--- Start of Material to process ---

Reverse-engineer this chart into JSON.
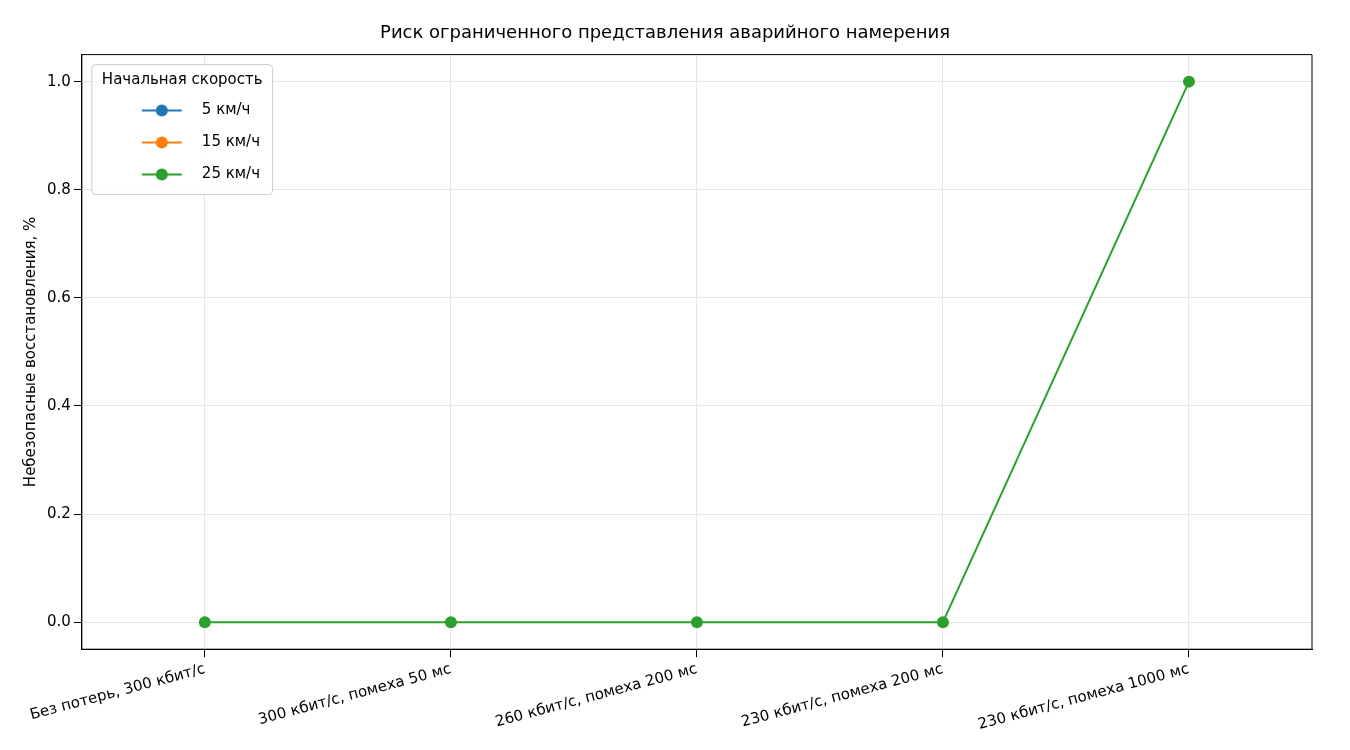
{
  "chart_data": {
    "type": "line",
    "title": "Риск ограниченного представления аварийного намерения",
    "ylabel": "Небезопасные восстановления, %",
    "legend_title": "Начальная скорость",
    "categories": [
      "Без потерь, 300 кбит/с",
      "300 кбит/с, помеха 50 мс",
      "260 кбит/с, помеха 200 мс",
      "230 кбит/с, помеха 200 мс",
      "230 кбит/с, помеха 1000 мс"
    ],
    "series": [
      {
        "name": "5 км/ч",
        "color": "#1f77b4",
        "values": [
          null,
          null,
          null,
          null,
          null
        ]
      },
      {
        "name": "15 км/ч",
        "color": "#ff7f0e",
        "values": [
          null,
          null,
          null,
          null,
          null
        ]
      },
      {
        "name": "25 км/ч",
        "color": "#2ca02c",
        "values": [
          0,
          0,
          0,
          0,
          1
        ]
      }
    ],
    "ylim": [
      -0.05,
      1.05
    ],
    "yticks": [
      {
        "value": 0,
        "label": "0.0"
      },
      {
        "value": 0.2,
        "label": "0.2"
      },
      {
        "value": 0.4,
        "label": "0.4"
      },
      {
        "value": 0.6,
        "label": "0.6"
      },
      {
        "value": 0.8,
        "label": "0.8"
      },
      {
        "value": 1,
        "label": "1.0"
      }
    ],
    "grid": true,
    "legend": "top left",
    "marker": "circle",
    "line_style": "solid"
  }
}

--- End of Material to process ---
--- Start of Material to process ---

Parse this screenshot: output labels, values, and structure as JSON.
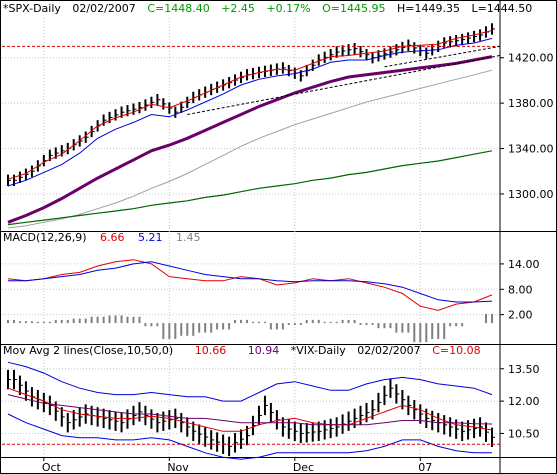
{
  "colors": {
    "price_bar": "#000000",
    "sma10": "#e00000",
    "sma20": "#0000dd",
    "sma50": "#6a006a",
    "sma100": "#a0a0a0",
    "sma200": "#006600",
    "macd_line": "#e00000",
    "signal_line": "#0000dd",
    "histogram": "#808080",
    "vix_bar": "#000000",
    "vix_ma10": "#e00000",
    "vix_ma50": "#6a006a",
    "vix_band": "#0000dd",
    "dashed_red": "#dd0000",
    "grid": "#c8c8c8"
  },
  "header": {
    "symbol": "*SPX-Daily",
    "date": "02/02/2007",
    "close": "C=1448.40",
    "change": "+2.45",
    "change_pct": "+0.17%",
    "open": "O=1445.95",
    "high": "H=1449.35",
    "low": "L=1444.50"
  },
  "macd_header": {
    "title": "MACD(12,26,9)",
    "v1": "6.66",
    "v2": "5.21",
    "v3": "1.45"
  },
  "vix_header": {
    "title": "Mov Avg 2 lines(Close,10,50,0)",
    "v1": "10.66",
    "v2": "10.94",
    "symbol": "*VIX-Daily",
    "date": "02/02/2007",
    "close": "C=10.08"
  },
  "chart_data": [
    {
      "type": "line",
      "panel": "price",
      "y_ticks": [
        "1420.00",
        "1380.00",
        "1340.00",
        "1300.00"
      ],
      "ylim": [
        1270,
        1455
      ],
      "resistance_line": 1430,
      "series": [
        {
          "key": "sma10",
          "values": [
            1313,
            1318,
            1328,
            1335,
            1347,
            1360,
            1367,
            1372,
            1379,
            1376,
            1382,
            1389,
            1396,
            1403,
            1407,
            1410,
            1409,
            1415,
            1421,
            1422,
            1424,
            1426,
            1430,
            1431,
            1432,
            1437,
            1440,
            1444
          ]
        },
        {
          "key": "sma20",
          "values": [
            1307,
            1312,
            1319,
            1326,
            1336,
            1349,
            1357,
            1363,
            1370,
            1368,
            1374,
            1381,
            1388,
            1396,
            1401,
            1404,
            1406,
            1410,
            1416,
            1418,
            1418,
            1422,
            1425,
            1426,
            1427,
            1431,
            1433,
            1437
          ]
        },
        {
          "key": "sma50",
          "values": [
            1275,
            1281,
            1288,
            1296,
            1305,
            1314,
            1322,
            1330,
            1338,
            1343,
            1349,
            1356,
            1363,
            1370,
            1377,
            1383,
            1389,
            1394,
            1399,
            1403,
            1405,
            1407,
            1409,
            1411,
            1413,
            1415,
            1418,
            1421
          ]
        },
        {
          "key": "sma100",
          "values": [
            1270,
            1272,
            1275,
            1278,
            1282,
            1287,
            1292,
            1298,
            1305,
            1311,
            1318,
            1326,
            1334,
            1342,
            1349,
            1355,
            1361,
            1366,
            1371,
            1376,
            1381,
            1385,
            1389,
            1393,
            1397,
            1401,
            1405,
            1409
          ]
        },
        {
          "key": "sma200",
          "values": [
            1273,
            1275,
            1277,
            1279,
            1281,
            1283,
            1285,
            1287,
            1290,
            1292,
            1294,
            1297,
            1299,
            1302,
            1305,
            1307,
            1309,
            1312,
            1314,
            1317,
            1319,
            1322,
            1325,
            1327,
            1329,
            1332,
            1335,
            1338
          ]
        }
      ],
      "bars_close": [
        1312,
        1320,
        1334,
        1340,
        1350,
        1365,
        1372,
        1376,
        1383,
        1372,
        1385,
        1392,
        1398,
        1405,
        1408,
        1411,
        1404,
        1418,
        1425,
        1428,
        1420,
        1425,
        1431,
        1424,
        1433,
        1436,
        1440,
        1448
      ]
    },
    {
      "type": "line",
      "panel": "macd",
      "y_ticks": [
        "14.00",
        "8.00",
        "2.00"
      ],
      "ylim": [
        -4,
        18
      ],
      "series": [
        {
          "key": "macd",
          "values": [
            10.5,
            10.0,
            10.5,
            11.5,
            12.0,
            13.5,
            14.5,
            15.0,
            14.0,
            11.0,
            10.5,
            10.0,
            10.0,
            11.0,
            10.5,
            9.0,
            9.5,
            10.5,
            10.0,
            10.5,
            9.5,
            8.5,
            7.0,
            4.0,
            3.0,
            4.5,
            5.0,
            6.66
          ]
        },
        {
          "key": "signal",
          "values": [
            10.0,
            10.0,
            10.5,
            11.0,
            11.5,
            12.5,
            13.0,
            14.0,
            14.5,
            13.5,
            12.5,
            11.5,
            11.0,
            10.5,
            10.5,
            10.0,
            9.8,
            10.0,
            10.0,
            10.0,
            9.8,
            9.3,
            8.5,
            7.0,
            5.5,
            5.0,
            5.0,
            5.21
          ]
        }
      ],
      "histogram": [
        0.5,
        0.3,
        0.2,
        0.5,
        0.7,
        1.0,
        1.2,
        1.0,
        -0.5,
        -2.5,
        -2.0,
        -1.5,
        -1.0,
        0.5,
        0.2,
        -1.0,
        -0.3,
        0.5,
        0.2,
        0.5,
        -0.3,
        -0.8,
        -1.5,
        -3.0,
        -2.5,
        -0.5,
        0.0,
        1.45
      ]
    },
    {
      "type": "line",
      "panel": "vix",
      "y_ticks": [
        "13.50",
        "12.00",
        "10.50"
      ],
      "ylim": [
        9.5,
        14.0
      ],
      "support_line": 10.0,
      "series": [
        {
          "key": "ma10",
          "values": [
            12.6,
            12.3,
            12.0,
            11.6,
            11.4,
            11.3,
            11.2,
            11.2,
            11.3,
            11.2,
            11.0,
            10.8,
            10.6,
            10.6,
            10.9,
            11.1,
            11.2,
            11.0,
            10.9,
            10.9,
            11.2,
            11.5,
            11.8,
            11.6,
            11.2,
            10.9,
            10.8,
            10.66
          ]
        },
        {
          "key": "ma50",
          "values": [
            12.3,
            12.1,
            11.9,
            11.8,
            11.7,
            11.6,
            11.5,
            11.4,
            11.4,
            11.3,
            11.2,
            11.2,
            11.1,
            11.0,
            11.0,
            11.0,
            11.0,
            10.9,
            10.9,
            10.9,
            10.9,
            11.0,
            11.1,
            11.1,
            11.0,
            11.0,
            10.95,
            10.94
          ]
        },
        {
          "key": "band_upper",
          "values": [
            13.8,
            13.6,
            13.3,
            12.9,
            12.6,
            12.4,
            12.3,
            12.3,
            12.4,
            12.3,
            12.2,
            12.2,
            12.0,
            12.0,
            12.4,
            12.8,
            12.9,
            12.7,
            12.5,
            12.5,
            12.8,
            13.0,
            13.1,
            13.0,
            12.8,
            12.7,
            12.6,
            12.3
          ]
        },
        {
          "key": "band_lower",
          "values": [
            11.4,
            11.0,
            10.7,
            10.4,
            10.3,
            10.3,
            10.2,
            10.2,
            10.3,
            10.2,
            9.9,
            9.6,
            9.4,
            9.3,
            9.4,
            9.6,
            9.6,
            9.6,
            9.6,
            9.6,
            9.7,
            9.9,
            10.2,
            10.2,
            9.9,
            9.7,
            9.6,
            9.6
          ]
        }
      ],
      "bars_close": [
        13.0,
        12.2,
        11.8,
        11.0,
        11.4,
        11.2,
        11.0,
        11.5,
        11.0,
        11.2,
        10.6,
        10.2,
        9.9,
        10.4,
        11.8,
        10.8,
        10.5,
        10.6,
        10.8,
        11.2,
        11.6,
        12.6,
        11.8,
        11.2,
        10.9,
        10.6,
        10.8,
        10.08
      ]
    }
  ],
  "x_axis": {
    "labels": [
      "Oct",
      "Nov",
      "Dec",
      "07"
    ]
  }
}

--- End of Material to process ---
--- Start of Material to process ---

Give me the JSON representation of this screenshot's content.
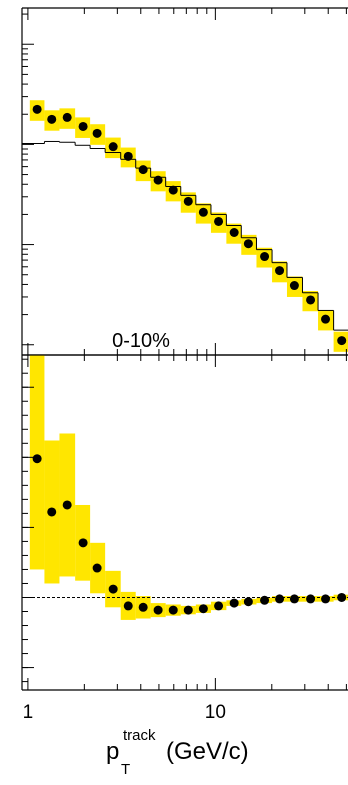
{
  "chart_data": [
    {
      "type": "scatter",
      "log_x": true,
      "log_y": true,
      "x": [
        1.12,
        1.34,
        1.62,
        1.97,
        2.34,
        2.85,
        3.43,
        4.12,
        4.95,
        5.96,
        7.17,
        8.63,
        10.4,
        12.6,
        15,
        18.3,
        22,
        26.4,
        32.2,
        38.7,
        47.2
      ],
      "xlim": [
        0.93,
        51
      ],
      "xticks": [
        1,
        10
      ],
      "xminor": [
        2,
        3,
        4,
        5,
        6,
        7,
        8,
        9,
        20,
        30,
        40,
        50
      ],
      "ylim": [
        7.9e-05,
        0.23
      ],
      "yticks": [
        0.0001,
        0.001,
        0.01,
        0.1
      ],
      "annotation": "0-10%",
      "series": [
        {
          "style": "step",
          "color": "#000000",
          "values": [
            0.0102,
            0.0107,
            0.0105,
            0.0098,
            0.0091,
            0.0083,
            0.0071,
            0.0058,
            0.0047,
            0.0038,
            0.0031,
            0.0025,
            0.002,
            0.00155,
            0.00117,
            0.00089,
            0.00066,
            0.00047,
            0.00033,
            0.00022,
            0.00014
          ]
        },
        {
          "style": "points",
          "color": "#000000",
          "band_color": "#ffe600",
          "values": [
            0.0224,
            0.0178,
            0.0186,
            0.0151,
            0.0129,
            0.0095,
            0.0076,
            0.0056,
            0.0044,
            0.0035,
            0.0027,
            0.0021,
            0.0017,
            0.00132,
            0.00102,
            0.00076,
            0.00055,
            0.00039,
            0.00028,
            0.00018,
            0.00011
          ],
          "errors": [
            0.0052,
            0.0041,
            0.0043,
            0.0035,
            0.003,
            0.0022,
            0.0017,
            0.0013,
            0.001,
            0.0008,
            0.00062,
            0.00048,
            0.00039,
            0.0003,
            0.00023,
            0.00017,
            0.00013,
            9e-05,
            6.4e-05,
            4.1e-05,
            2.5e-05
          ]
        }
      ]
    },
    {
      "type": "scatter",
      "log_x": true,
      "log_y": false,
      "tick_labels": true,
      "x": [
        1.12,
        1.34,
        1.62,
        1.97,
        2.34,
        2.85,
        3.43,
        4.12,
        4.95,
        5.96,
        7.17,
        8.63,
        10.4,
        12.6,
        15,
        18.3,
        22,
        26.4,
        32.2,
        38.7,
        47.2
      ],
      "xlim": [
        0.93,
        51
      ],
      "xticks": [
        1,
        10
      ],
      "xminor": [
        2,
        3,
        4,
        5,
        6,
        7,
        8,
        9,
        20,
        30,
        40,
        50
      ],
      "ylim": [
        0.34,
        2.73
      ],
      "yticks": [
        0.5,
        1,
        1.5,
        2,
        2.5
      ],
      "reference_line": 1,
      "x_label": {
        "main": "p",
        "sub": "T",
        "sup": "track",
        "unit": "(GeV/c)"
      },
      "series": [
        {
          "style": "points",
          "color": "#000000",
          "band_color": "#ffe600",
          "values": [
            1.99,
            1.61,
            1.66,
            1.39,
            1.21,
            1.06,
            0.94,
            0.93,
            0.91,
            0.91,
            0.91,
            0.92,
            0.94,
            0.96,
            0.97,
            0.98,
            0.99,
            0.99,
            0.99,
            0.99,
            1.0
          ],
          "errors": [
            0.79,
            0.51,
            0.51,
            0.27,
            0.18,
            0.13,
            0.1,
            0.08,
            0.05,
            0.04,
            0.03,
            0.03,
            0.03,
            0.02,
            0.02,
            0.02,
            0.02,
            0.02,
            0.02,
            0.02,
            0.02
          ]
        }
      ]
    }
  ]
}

--- End of Material to process ---

--- Request ---
State the count of lines above containing the string "true", and add nothing to it.

--- Solved exercise ---
5